### Page
Désormais aux commandes d’Air France-KLM, Ben Smith tel qu’en lui-même

Que peut réussir ce Canadien là où les autres avant lui ont échoué ? Pour les spécialistes, ses atouts semblent réels. Pour autant seront-ils suffisants pour transformer un groupe moins performant que ses concurrents, miné par les conflits sociaux à Air France et les tensions entre Air France et KLM? Analyse.

OUVERTE le 15 mai après la démission de Jean-Marc Janaillac de ses fonctions de PDG d’Air France-KLM, la crise de la gouvernance que traverse le groupe aérien est en passe d’être réglée avec la nomination de Benjamin Smith, le numéro 2 d’Air Canada, au poste de directeur général. Reste encore à finaliser la présidence non exécutive du groupe, aujourd’hui assurée par Anne-Marie Couderc de manière transitoire, mais qui pourrait très vite devenir pérenne, ainsi que le rôle que jouera Pieter Elbers, le président du directoire de KLM, au sein d’Air France-KLM, et voir s’il y a lieu de modifier la gouvernance d’Air France.

Pour autant, les problèmes demeurent, comme en témoigne le risque de nouvelles grèves en septembre, et les défis sont immenses.. Considéré comme « une chance » par Elisabeth Borne et Bruno Lemaire, respectivement ministre des Transports et de l’Économie, « pour mener à bien les grands chantiers de la transformation d’Air France-KLM », Benjamin Smith peut-il réussir là où ses prédécesseurs ont échoué ?

### Consignes
**1.** Dressez la liste de toutes les personnes désignées par leur nom dans l'article sur Ben Smith chez Air France-KLM.
**2.** Poursuivez la rédaction de l'article sur Ben Smith chez Air France-KLM à partir de sa dernière phrase.

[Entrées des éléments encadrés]
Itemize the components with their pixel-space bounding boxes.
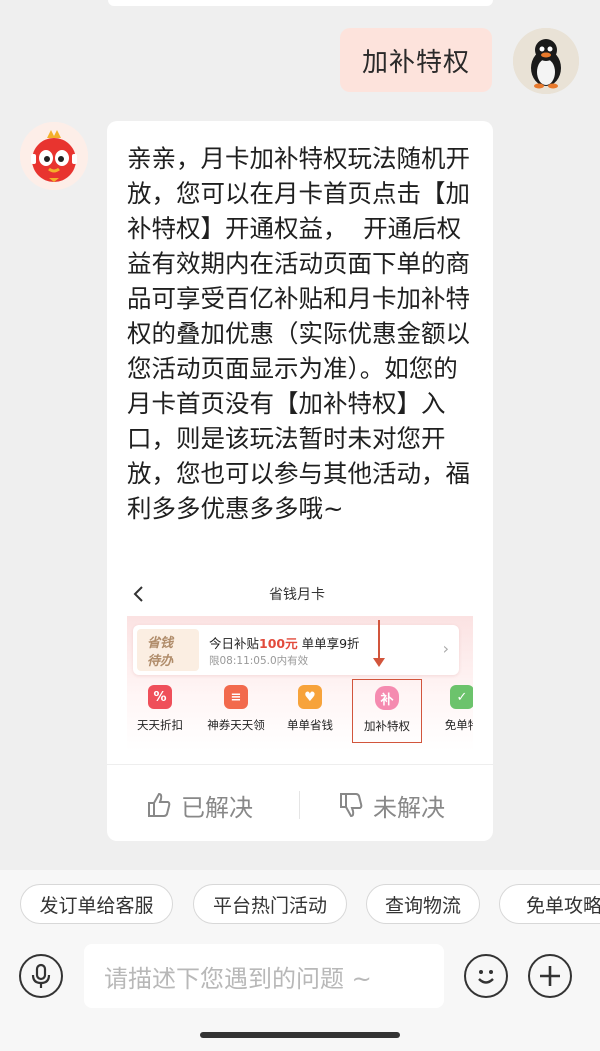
quick-reply-free-order-guide[interactable]: 免单攻略 xyxy=(499,884,600,924)
feature-label: 单单省钱 xyxy=(287,718,333,732)
feature-label: 神券天天领 xyxy=(207,718,265,732)
free-order-icon: ✓ xyxy=(450,685,473,709)
voice-button[interactable] xyxy=(19,954,63,998)
user-avatar[interactable] xyxy=(513,28,579,94)
promo-logo-line2: 待办 xyxy=(147,654,174,669)
embedded-header: 省钱月卡 xyxy=(127,576,473,616)
thumbs-down-icon xyxy=(340,793,363,818)
bot-message-card: 亲亲，月卡加补特权玩法随机开放，您可以在月卡首页点击【加补特权】开通权益， 开通… xyxy=(107,121,493,841)
quick-reply-hot-activities[interactable]: 平台热门活动 xyxy=(193,884,347,924)
unsolved-button[interactable]: 未解决 xyxy=(337,787,445,823)
promo-logo-line1: 省钱 xyxy=(147,636,174,651)
solved-label: 已解决 xyxy=(181,793,253,822)
feature-free-order: ✓ 免单特 xyxy=(427,679,473,743)
divider xyxy=(107,764,493,765)
bot-avatar[interactable] xyxy=(20,122,88,190)
emoji-button[interactable] xyxy=(464,954,508,998)
promo-prefix: 今日补贴 xyxy=(209,636,260,651)
feature-bonus-privilege: 补 加补特权 xyxy=(352,679,422,743)
coupon-icon: ≡ xyxy=(224,685,248,709)
heart-icon: ♥ xyxy=(298,685,322,709)
promo-countdown: 限08:11:05.0内有效 xyxy=(209,655,309,667)
smiley-icon xyxy=(478,970,494,984)
bonus-bag-icon: 补 xyxy=(375,686,399,710)
feedback-divider xyxy=(299,791,300,819)
bot-message-text: 亲亲，月卡加补特权玩法随机开放，您可以在月卡首页点击【加补特权】开通权益， 开通… xyxy=(127,144,470,523)
message-input[interactable]: 请描述下您遇到的问题 ~ xyxy=(84,944,444,1008)
user-message-bubble: 加补特权 xyxy=(340,28,492,92)
plus-icon xyxy=(540,966,560,986)
feedback-row: 已解决 未解决 xyxy=(107,773,493,833)
quick-reply-track-shipping[interactable]: 查询物流 xyxy=(366,884,480,924)
annotation-arrow-line xyxy=(378,620,380,660)
penguin-avatar-icon xyxy=(513,28,579,94)
feature-icon-row: % 天天折扣 ≡ 神券天天领 ♥ 单单省钱 补 加补特权 ✓ 免单特 xyxy=(127,679,473,743)
microphone-icon xyxy=(31,963,51,988)
embedded-monthly-card-screenshot: 省钱月卡 省钱 待办 今日补贴100元 单单享9折 限08:11:05.0内有效… xyxy=(127,576,473,751)
add-button[interactable] xyxy=(528,954,572,998)
feature-label: 加补特权 xyxy=(364,719,410,733)
chevron-right-icon: › xyxy=(442,639,449,658)
promo-logo: 省钱 待办 xyxy=(137,629,199,671)
annotation-arrow-head xyxy=(373,658,385,667)
thumbs-up-icon xyxy=(148,792,171,817)
promo-card: 省钱 待办 今日补贴100元 单单享9折 限08:11:05.0内有效 › xyxy=(133,625,459,675)
promo-amount: 100元 xyxy=(259,636,298,651)
quick-reply-send-order[interactable]: 发订单给客服 xyxy=(20,884,173,924)
unsolved-label: 未解决 xyxy=(373,793,445,822)
discount-icon: % xyxy=(148,685,172,709)
feature-discount: % 天天折扣 xyxy=(127,679,195,743)
home-indicator xyxy=(200,1032,400,1038)
promo-suffix: 单单享9折 xyxy=(297,636,360,651)
previous-message-stub xyxy=(108,0,493,6)
feature-coupon: ≡ 神券天天领 xyxy=(201,679,271,743)
input-bar: 请描述下您遇到的问题 ~ xyxy=(0,942,600,1051)
solved-button[interactable]: 已解决 xyxy=(145,787,253,823)
promo-headline: 今日补贴100元 单单享9折 xyxy=(209,633,360,652)
mascot-avatar-icon xyxy=(20,122,88,190)
feature-label: 免单特 xyxy=(444,718,473,732)
quick-reply-bar: 发订单给客服 平台热门活动 查询物流 免单攻略 xyxy=(0,870,600,942)
embedded-page-title: 省钱月卡 xyxy=(269,587,325,603)
feature-save: ♥ 单单省钱 xyxy=(275,679,345,743)
feature-label: 天天折扣 xyxy=(137,718,183,732)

### Réponses par consigne
**1.** Benjamin (Ben) Smith, Jean-Marc Janaillac, Anne-Marie Couderc, Pieter Elbers, Elisabeth Borne, Bruno Lemaire

**2.**
Mesures structurelles

Prendra-t-il (ou pourra-t-il vraiment prendre) des mesures structurelles pour assurer la pérennité d’Air France et par ricochet celle d’Air France-KLM, en relançant un groupe moins performant que ses concurrents sur le plan financier, et miné à l’intérieur par les conflits sociaux à Air France et la défiance entre Air France et KLM ? Autrement dit, Benjamin Smith parviendra-t-il à donner à Air France-KLM, et en particulier à Air France, le maillon faible, les armes pour éviter de boire la tasse au prochain retournement de cycle, comme ce fut le cas après la crise financière de 2008-2009, qui s’est soldé par plus de 10 000 suppressions de postes à Air France? C’est tout l’enjeu de sa mission. Impossible évidemment de répondre à cette question aujourd’hui. Déjà, car on ne sait pas grand chose sur Benjamin Smith. Ensuite, parce qu’il existe de nombreux leviers fondamentaux pour l’avenir du groupe sur lesquels le nouveau patron d’Air France-KLM aura peu ou pas d’emprise, comme le résultat des Assises du transport aérien en octobre, censées prendre des mesures pour améliorer la compétitivité du pavillon français, ou le résultat des élections au sein du syndicat national des pilotes de lignes (SNPL) qui dira si la branche dure de l’organisation syndicale, aujourd’hui aux manettes, sera reconduite. Ces deux points seront déterminants pour la réforme d’Air France.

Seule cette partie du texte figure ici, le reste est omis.